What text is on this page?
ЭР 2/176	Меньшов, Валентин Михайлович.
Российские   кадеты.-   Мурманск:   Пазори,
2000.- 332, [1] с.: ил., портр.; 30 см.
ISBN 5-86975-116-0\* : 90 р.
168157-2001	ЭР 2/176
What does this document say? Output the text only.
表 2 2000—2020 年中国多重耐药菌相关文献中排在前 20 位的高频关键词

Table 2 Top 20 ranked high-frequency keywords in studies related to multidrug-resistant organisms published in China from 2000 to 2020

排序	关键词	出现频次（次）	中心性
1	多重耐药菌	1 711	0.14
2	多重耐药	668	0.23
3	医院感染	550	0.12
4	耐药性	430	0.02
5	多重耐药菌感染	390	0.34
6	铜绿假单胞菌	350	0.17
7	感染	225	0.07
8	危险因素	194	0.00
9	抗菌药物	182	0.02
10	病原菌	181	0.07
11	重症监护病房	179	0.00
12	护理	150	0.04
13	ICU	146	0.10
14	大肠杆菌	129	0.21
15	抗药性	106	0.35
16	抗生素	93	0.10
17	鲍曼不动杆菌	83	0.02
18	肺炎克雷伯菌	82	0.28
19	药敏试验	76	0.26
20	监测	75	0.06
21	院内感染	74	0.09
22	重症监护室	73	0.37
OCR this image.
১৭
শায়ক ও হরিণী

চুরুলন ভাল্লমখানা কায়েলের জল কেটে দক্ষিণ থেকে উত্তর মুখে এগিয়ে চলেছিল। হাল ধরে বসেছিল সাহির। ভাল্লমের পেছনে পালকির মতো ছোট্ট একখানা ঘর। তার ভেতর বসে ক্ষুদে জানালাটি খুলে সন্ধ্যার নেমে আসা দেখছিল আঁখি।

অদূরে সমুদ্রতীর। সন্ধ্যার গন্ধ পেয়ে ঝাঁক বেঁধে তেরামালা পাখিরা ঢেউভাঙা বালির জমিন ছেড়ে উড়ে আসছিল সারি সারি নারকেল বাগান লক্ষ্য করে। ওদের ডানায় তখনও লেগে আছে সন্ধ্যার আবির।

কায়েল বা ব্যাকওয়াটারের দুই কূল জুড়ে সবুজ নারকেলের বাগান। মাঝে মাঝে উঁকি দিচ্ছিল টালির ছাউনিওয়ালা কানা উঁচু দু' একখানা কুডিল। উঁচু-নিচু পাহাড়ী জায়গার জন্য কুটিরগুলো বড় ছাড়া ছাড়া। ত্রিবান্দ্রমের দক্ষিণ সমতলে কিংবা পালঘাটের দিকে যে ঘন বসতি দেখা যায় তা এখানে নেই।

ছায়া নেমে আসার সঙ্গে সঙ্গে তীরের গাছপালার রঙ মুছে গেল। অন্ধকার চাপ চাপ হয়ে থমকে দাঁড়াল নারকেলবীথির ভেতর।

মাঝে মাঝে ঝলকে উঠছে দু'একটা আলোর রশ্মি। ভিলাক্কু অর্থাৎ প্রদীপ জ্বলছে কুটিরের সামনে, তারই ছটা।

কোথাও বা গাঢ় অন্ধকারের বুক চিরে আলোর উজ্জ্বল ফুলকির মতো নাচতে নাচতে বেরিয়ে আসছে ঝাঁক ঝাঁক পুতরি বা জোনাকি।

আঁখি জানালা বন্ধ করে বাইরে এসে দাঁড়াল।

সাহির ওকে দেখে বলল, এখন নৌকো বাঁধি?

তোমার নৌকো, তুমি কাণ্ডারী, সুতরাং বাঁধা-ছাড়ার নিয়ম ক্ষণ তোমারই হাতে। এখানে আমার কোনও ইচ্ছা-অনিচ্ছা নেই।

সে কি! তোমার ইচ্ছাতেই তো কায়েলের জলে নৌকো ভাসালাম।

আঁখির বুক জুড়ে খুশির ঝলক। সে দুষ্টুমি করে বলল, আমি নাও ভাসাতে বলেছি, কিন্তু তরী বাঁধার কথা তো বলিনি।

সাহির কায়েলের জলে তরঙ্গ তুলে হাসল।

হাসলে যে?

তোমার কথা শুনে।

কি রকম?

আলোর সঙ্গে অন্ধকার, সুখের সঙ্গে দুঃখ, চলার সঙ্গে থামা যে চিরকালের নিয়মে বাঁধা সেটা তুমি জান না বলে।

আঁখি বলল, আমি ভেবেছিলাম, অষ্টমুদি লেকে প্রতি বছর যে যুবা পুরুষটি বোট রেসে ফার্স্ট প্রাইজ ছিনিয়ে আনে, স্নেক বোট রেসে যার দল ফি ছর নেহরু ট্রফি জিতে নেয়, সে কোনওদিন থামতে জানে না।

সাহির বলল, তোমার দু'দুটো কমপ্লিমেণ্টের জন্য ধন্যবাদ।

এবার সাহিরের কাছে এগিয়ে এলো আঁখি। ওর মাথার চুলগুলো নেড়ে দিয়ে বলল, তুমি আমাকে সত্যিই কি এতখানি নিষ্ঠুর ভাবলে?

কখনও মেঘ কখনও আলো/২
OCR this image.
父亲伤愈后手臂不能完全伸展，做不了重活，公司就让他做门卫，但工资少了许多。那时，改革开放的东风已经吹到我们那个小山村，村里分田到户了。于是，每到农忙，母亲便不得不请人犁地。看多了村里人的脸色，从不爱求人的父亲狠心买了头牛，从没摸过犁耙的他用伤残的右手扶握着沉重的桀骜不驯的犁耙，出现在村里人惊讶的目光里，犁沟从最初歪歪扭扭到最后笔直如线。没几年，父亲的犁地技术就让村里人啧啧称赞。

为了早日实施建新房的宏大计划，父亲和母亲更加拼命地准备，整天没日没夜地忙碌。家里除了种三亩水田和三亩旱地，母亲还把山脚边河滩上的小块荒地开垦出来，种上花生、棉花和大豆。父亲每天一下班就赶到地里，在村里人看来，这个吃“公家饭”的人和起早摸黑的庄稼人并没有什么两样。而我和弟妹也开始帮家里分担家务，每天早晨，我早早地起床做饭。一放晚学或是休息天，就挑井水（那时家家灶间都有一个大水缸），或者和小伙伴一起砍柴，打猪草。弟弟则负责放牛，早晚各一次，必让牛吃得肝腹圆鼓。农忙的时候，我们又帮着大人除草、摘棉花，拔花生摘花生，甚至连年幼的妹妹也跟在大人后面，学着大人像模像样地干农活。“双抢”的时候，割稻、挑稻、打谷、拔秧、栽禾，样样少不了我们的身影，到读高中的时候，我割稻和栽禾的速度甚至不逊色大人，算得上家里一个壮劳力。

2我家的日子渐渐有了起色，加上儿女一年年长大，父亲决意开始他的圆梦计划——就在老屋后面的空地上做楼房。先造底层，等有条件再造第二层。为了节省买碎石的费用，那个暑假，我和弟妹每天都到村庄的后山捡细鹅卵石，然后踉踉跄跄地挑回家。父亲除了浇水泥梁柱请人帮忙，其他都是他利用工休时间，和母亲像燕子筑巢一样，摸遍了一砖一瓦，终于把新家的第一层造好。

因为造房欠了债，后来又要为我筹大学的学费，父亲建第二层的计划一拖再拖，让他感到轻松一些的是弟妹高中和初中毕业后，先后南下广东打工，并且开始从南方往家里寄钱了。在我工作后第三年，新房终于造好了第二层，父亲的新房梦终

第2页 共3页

────────────────────

■ **INSTRUCTION**
Within the listing above, copy each line that has the string "text".

■ **RESULT BELOW**
What text is on this page?
What does this document say? Output the text only.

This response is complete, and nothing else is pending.